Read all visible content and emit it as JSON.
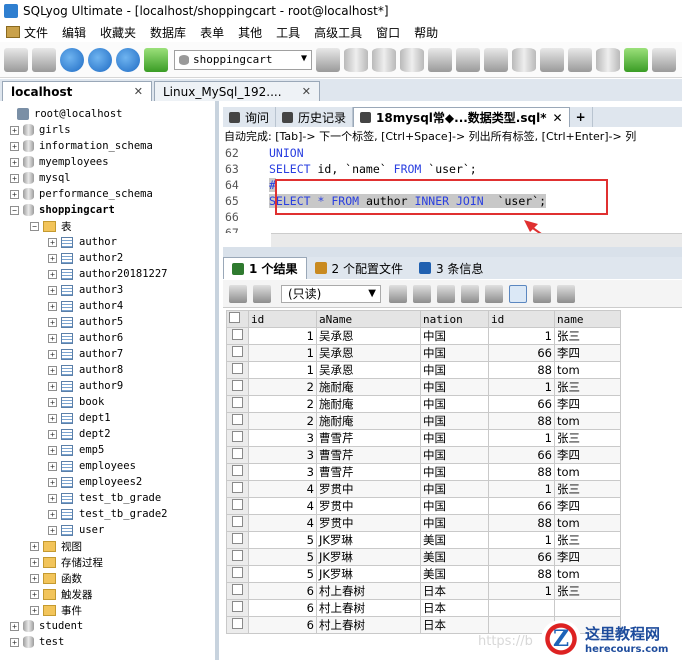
{
  "window": {
    "title": "SQLyog Ultimate - [localhost/shoppingcart - root@localhost*]"
  },
  "menu": [
    "文件",
    "编辑",
    "收藏夹",
    "数据库",
    "表单",
    "其他",
    "工具",
    "高级工具",
    "窗口",
    "帮助"
  ],
  "toolbar": {
    "database_select": "shoppingcart"
  },
  "connection_tabs": [
    {
      "label": "localhost",
      "active": true
    },
    {
      "label": "Linux_MySql_192....",
      "active": false
    }
  ],
  "tree": {
    "root": "root@localhost",
    "databases_before": [
      "girls",
      "information_schema",
      "myemployees",
      "mysql",
      "performance_schema"
    ],
    "open_db": "shoppingcart",
    "tables_folder": "表",
    "tables": [
      "author",
      "author2",
      "author20181227",
      "author3",
      "author4",
      "author5",
      "author6",
      "author7",
      "author8",
      "author9",
      "book",
      "dept1",
      "dept2",
      "emp5",
      "employees",
      "employees2",
      "test_tb_grade",
      "test_tb_grade2",
      "user"
    ],
    "subfolders": [
      "视图",
      "存储过程",
      "函数",
      "触发器",
      "事件"
    ],
    "databases_after": [
      "student",
      "test"
    ]
  },
  "query_tabs": [
    {
      "label": "询问",
      "active": false
    },
    {
      "label": "历史记录",
      "active": false
    },
    {
      "label": "18mysql常◆...数据类型.sql*",
      "active": true
    }
  ],
  "autocomplete_hint": "自动完成: [Tab]-> 下一个标签, [Ctrl+Space]-> 列出所有标签, [Ctrl+Enter]-> 列",
  "editor_lines": [
    {
      "n": "62",
      "tokens": [
        [
          "kw",
          "UNION"
        ]
      ]
    },
    {
      "n": "63",
      "tokens": [
        [
          "kw",
          "SELECT"
        ],
        [
          "str",
          " id, `name` "
        ],
        [
          "kw",
          "FROM"
        ],
        [
          "str",
          " `user`;"
        ]
      ]
    },
    {
      "n": "64",
      "tokens": [
        [
          "kw",
          "#"
        ]
      ]
    },
    {
      "n": "65",
      "tokens": [
        [
          "kw",
          "SELECT"
        ],
        [
          "str",
          " "
        ],
        [
          "kw",
          "*"
        ],
        [
          "str",
          " "
        ],
        [
          "kw",
          "FROM"
        ],
        [
          "str",
          " author "
        ],
        [
          "kw",
          "INNER JOIN"
        ],
        [
          "str",
          "  `user`;"
        ]
      ]
    },
    {
      "n": "66",
      "tokens": []
    },
    {
      "n": "67",
      "tokens": []
    }
  ],
  "result_tabs": [
    {
      "label": "1 个结果",
      "active": true
    },
    {
      "label": "2 个配置文件",
      "active": false
    },
    {
      "label": "3 条信息",
      "active": false
    }
  ],
  "result_toolbar": {
    "mode_select": "(只读)"
  },
  "results": {
    "columns": [
      "id",
      "aName",
      "nation",
      "id",
      "name"
    ],
    "rows": [
      [
        "1",
        "吴承恩",
        "中国",
        "1",
        "张三"
      ],
      [
        "1",
        "吴承恩",
        "中国",
        "66",
        "李四"
      ],
      [
        "1",
        "吴承恩",
        "中国",
        "88",
        "tom"
      ],
      [
        "2",
        "施耐庵",
        "中国",
        "1",
        "张三"
      ],
      [
        "2",
        "施耐庵",
        "中国",
        "66",
        "李四"
      ],
      [
        "2",
        "施耐庵",
        "中国",
        "88",
        "tom"
      ],
      [
        "3",
        "曹雪芹",
        "中国",
        "1",
        "张三"
      ],
      [
        "3",
        "曹雪芹",
        "中国",
        "66",
        "李四"
      ],
      [
        "3",
        "曹雪芹",
        "中国",
        "88",
        "tom"
      ],
      [
        "4",
        "罗贯中",
        "中国",
        "1",
        "张三"
      ],
      [
        "4",
        "罗贯中",
        "中国",
        "66",
        "李四"
      ],
      [
        "4",
        "罗贯中",
        "中国",
        "88",
        "tom"
      ],
      [
        "5",
        "JK罗琳",
        "美国",
        "1",
        "张三"
      ],
      [
        "5",
        "JK罗琳",
        "美国",
        "66",
        "李四"
      ],
      [
        "5",
        "JK罗琳",
        "美国",
        "88",
        "tom"
      ],
      [
        "6",
        "村上春树",
        "日本",
        "1",
        "张三"
      ],
      [
        "6",
        "村上春树",
        "日本",
        "",
        ""
      ],
      [
        "6",
        "村上春树",
        "日本",
        "",
        ""
      ]
    ]
  },
  "watermark": {
    "title": "这里教程网",
    "url": "herecours.com"
  },
  "faint_text": "https://b"
}
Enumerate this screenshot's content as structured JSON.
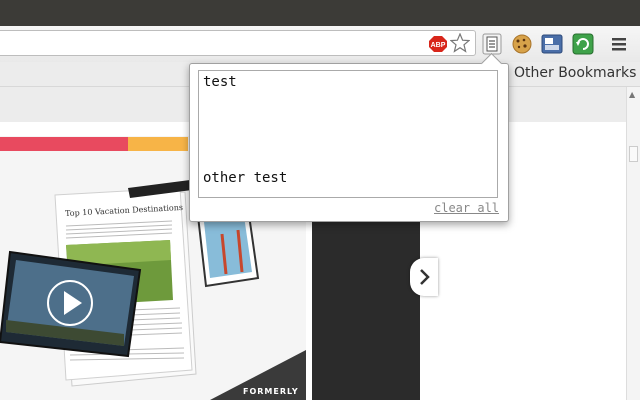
{
  "bookmarks_bar": {
    "other_bookmarks_label": "Other Bookmarks"
  },
  "toolbar": {
    "abp_label": "ABP",
    "icons": [
      "adblock-plus-icon",
      "star-icon",
      "notes-extension-icon",
      "cookie-icon",
      "panel-extension-icon",
      "refresh-extension-icon",
      "menu-icon"
    ]
  },
  "popup": {
    "notes_text": "test\n\n\n\n\n\nother test",
    "clear_all_label": "clear all"
  },
  "page_preview": {
    "card_title": "Top 10 Vacation Destinations",
    "banner_text": "FORMERLY"
  },
  "colors": {
    "band_red": "#e84a5f",
    "band_orange": "#f7b447",
    "titlebar": "#3c3b37"
  }
}
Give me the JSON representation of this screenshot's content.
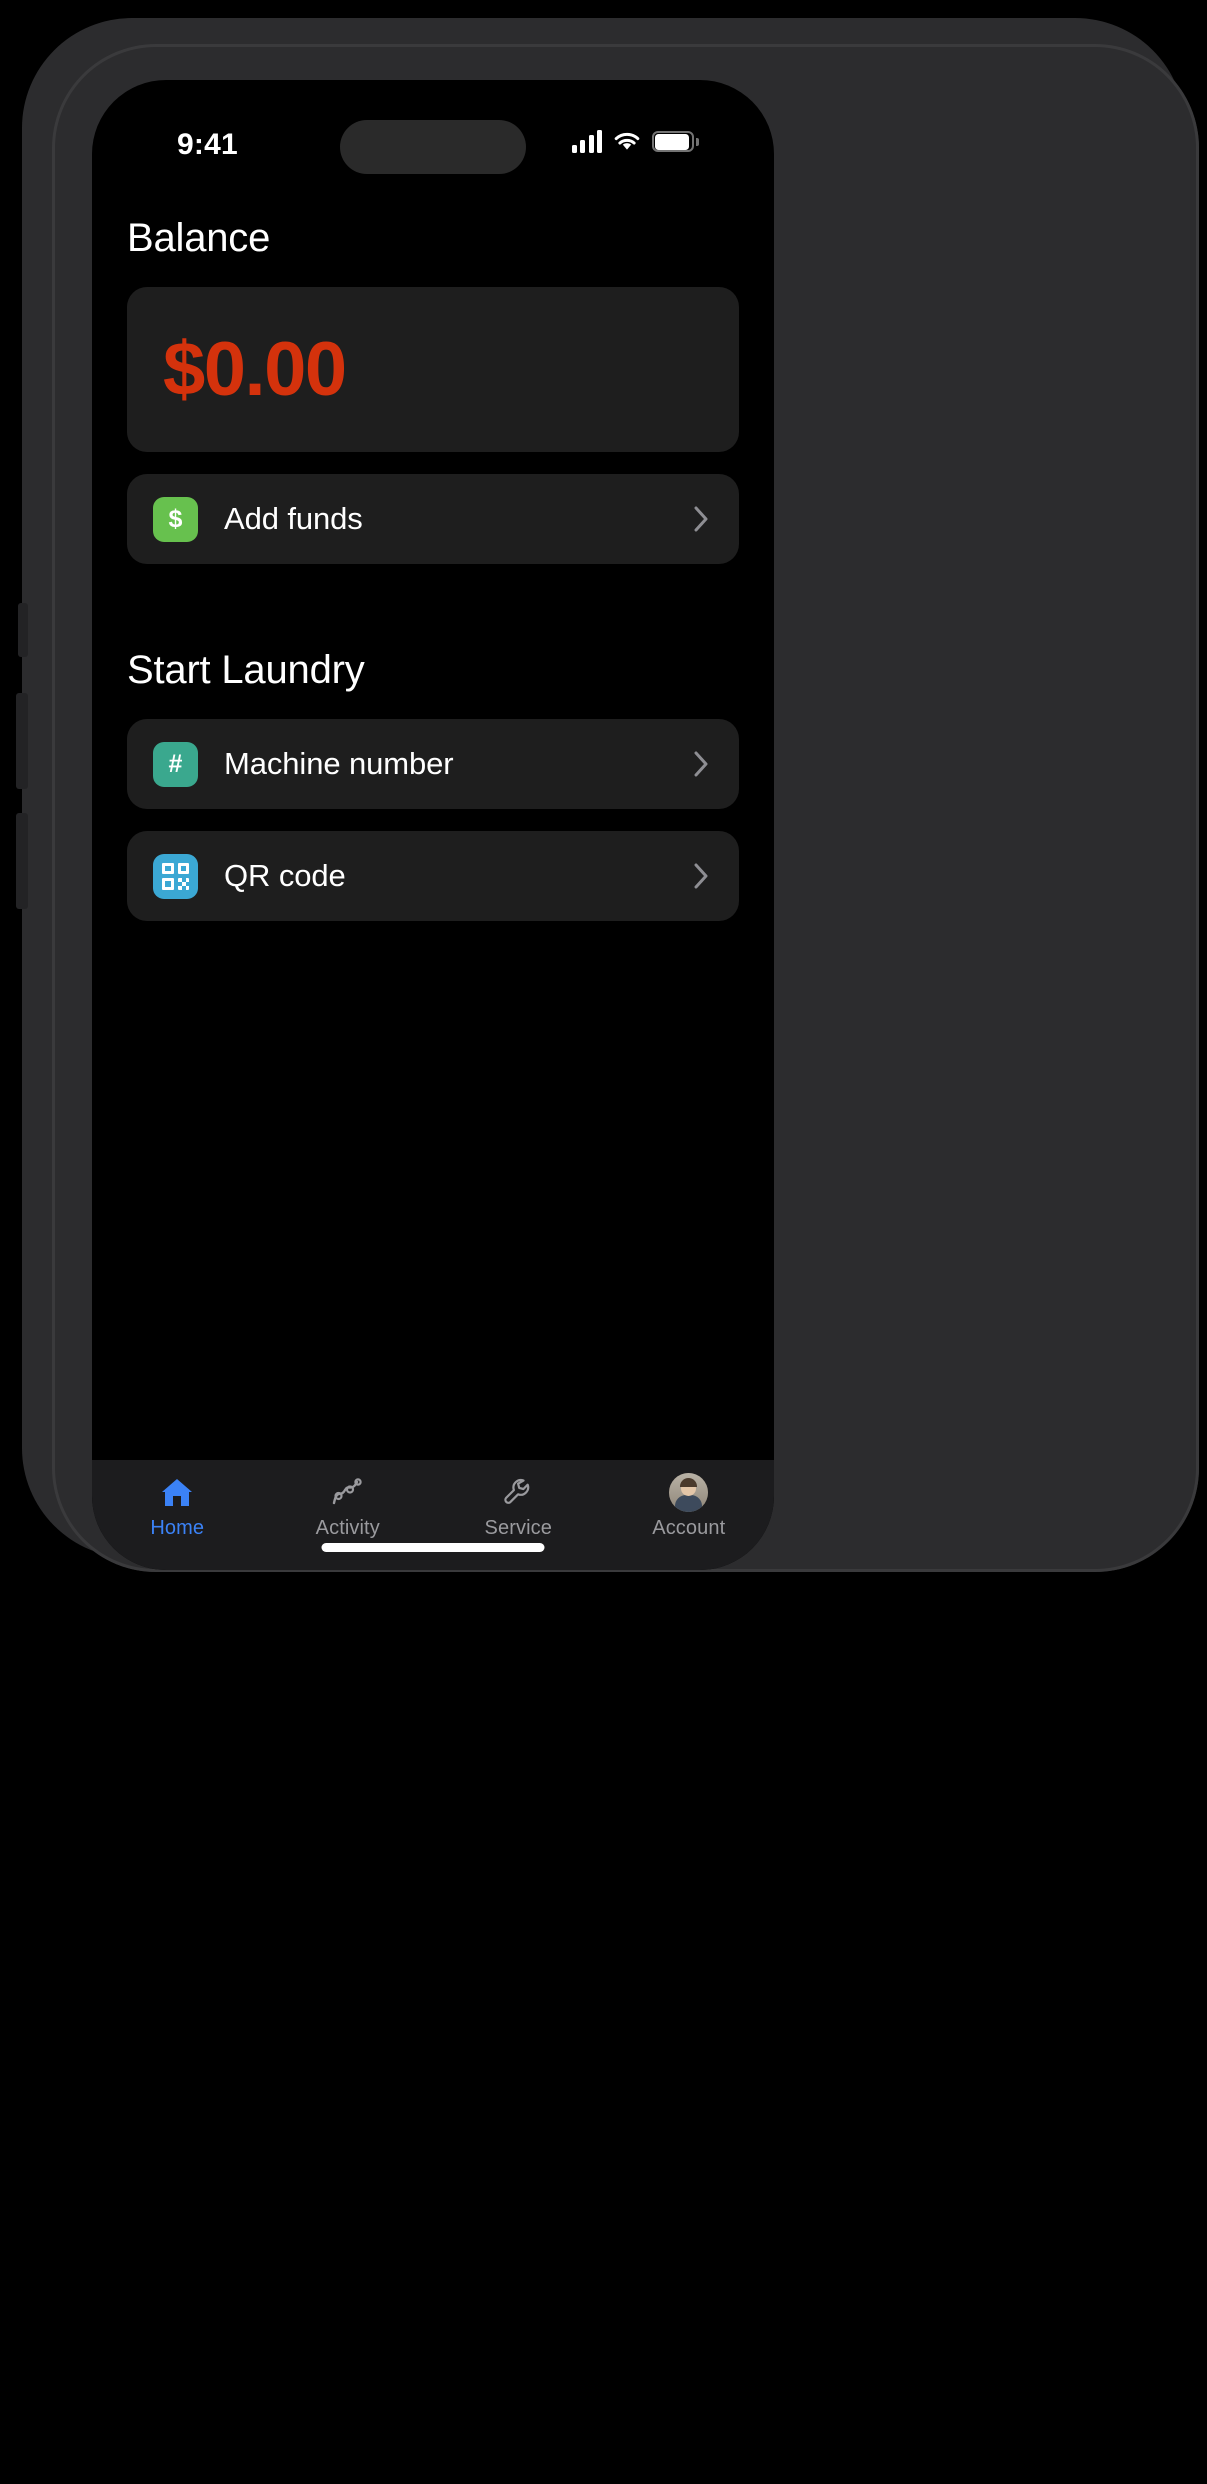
{
  "status_bar": {
    "time": "9:41",
    "signal_icon": "cellular-signal-icon",
    "wifi_icon": "wifi-icon",
    "battery_icon": "battery-icon"
  },
  "balance_section": {
    "title": "Balance",
    "amount": "$0.00",
    "amount_color": "#d4320c",
    "add_funds": {
      "label": "Add funds",
      "icon_glyph": "$",
      "icon_color": "#67c14e",
      "chevron": "chevron-right-icon"
    }
  },
  "laundry_section": {
    "title": "Start Laundry",
    "options": [
      {
        "label": "Machine number",
        "icon_glyph": "#",
        "icon_color": "#3aa88e",
        "icon_name": "hash-icon",
        "chevron": "chevron-right-icon"
      },
      {
        "label": "QR code",
        "icon_glyph": "",
        "icon_color": "#3ba8d4",
        "icon_name": "qr-code-icon",
        "chevron": "chevron-right-icon"
      }
    ]
  },
  "tab_bar": {
    "active_color": "#3b82f6",
    "inactive_color": "#9a9a9e",
    "tabs": [
      {
        "label": "Home",
        "icon": "home-icon",
        "active": true
      },
      {
        "label": "Activity",
        "icon": "activity-chart-icon",
        "active": false
      },
      {
        "label": "Service",
        "icon": "wrench-icon",
        "active": false
      },
      {
        "label": "Account",
        "icon": "avatar-photo",
        "active": false
      }
    ]
  }
}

################

▶ What is being asked
Every entry above needs to be retyped exactly; drop the pictures.

▶ Completed task
Read all visible content and emit it as JSON.
{
  "window": {
    "title": "SQLyog Ultimate - [localhost/shoppingcart - root@localhost*]"
  },
  "menu": [
    "文件",
    "编辑",
    "收藏夹",
    "数据库",
    "表单",
    "其他",
    "工具",
    "高级工具",
    "窗口",
    "帮助"
  ],
  "toolbar": {
    "database_select": "shoppingcart"
  },
  "connection_tabs": [
    {
      "label": "localhost",
      "active": true
    },
    {
      "label": "Linux_MySql_192....",
      "active": false
    }
  ],
  "tree": {
    "root": "root@localhost",
    "databases_before": [
      "girls",
      "information_schema",
      "myemployees",
      "mysql",
      "performance_schema"
    ],
    "open_db": "shoppingcart",
    "tables_folder": "表",
    "tables": [
      "author",
      "author2",
      "author20181227",
      "author3",
      "author4",
      "author5",
      "author6",
      "author7",
      "author8",
      "author9",
      "book",
      "dept1",
      "dept2",
      "emp5",
      "employees",
      "employees2",
      "test_tb_grade",
      "test_tb_grade2",
      "user"
    ],
    "subfolders": [
      "视图",
      "存储过程",
      "函数",
      "触发器",
      "事件"
    ],
    "databases_after": [
      "student",
      "test"
    ]
  },
  "query_tabs": [
    {
      "label": "询问",
      "active": false
    },
    {
      "label": "历史记录",
      "active": false
    },
    {
      "label": "18mysql常◆...数据类型.sql*",
      "active": true
    }
  ],
  "autocomplete_hint": "自动完成: [Tab]-> 下一个标签, [Ctrl+Space]-> 列出所有标签, [Ctrl+Enter]-> 列",
  "editor_lines": [
    {
      "n": "62",
      "tokens": [
        [
          "kw",
          "UNION"
        ]
      ]
    },
    {
      "n": "63",
      "tokens": [
        [
          "kw",
          "SELECT"
        ],
        [
          "str",
          " id, `name` "
        ],
        [
          "kw",
          "FROM"
        ],
        [
          "str",
          " `user`;"
        ]
      ]
    },
    {
      "n": "64",
      "tokens": [
        [
          "kw",
          "#"
        ]
      ]
    },
    {
      "n": "65",
      "tokens": [
        [
          "kw",
          "SELECT"
        ],
        [
          "str",
          " "
        ],
        [
          "kw",
          "*"
        ],
        [
          "str",
          " "
        ],
        [
          "kw",
          "FROM"
        ],
        [
          "str",
          " author "
        ],
        [
          "kw",
          "INNER JOIN"
        ],
        [
          "str",
          "  `user`;"
        ]
      ]
    },
    {
      "n": "66",
      "tokens": []
    },
    {
      "n": "67",
      "tokens": []
    }
  ],
  "result_tabs": [
    {
      "label": "1 个结果",
      "active": true
    },
    {
      "label": "2 个配置文件",
      "active": false
    },
    {
      "label": "3 条信息",
      "active": false
    }
  ],
  "result_toolbar": {
    "mode_select": "(只读)"
  },
  "results": {
    "columns": [
      "id",
      "aName",
      "nation",
      "id",
      "name"
    ],
    "rows": [
      [
        "1",
        "吴承恩",
        "中国",
        "1",
        "张三"
      ],
      [
        "1",
        "吴承恩",
        "中国",
        "66",
        "李四"
      ],
      [
        "1",
        "吴承恩",
        "中国",
        "88",
        "tom"
      ],
      [
        "2",
        "施耐庵",
        "中国",
        "1",
        "张三"
      ],
      [
        "2",
        "施耐庵",
        "中国",
        "66",
        "李四"
      ],
      [
        "2",
        "施耐庵",
        "中国",
        "88",
        "tom"
      ],
      [
        "3",
        "曹雪芹",
        "中国",
        "1",
        "张三"
      ],
      [
        "3",
        "曹雪芹",
        "中国",
        "66",
        "李四"
      ],
      [
        "3",
        "曹雪芹",
        "中国",
        "88",
        "tom"
      ],
      [
        "4",
        "罗贯中",
        "中国",
        "1",
        "张三"
      ],
      [
        "4",
        "罗贯中",
        "中国",
        "66",
        "李四"
      ],
      [
        "4",
        "罗贯中",
        "中国",
        "88",
        "tom"
      ],
      [
        "5",
        "JK罗琳",
        "美国",
        "1",
        "张三"
      ],
      [
        "5",
        "JK罗琳",
        "美国",
        "66",
        "李四"
      ],
      [
        "5",
        "JK罗琳",
        "美国",
        "88",
        "tom"
      ],
      [
        "6",
        "村上春树",
        "日本",
        "1",
        "张三"
      ],
      [
        "6",
        "村上春树",
        "日本",
        "",
        ""
      ],
      [
        "6",
        "村上春树",
        "日本",
        "",
        ""
      ]
    ]
  },
  "watermark": {
    "title": "这里教程网",
    "url": "herecours.com"
  },
  "faint_text": "https://b"
}
Enumerate this screenshot's content as structured JSON.
{
  "bookmarks_bar": {
    "other_bookmarks_label": "Other Bookmarks"
  },
  "toolbar": {
    "abp_label": "ABP",
    "icons": [
      "adblock-plus-icon",
      "star-icon",
      "notes-extension-icon",
      "cookie-icon",
      "panel-extension-icon",
      "refresh-extension-icon",
      "menu-icon"
    ]
  },
  "popup": {
    "notes_text": "test\n\n\n\n\n\nother test",
    "clear_all_label": "clear all"
  },
  "page_preview": {
    "card_title": "Top 10 Vacation Destinations",
    "banner_text": "FORMERLY"
  },
  "colors": {
    "band_red": "#e84a5f",
    "band_orange": "#f7b447",
    "titlebar": "#3c3b37"
  }
}
Give me the JSON representation of this screenshot's content.
{
  "status_bar": {
    "time": "9:41",
    "signal_icon": "cellular-signal-icon",
    "wifi_icon": "wifi-icon",
    "battery_icon": "battery-icon"
  },
  "balance_section": {
    "title": "Balance",
    "amount": "$0.00",
    "amount_color": "#d4320c",
    "add_funds": {
      "label": "Add funds",
      "icon_glyph": "$",
      "icon_color": "#67c14e",
      "chevron": "chevron-right-icon"
    }
  },
  "laundry_section": {
    "title": "Start Laundry",
    "options": [
      {
        "label": "Machine number",
        "icon_glyph": "#",
        "icon_color": "#3aa88e",
        "icon_name": "hash-icon",
        "chevron": "chevron-right-icon"
      },
      {
        "label": "QR code",
        "icon_glyph": "",
        "icon_color": "#3ba8d4",
        "icon_name": "qr-code-icon",
        "chevron": "chevron-right-icon"
      }
    ]
  },
  "tab_bar": {
    "active_color": "#3b82f6",
    "inactive_color": "#9a9a9e",
    "tabs": [
      {
        "label": "Home",
        "icon": "home-icon",
        "active": true
      },
      {
        "label": "Activity",
        "icon": "activity-chart-icon",
        "active": false
      },
      {
        "label": "Service",
        "icon": "wrench-icon",
        "active": false
      },
      {
        "label": "Account",
        "icon": "avatar-photo",
        "active": false
      }
    ]
  }
}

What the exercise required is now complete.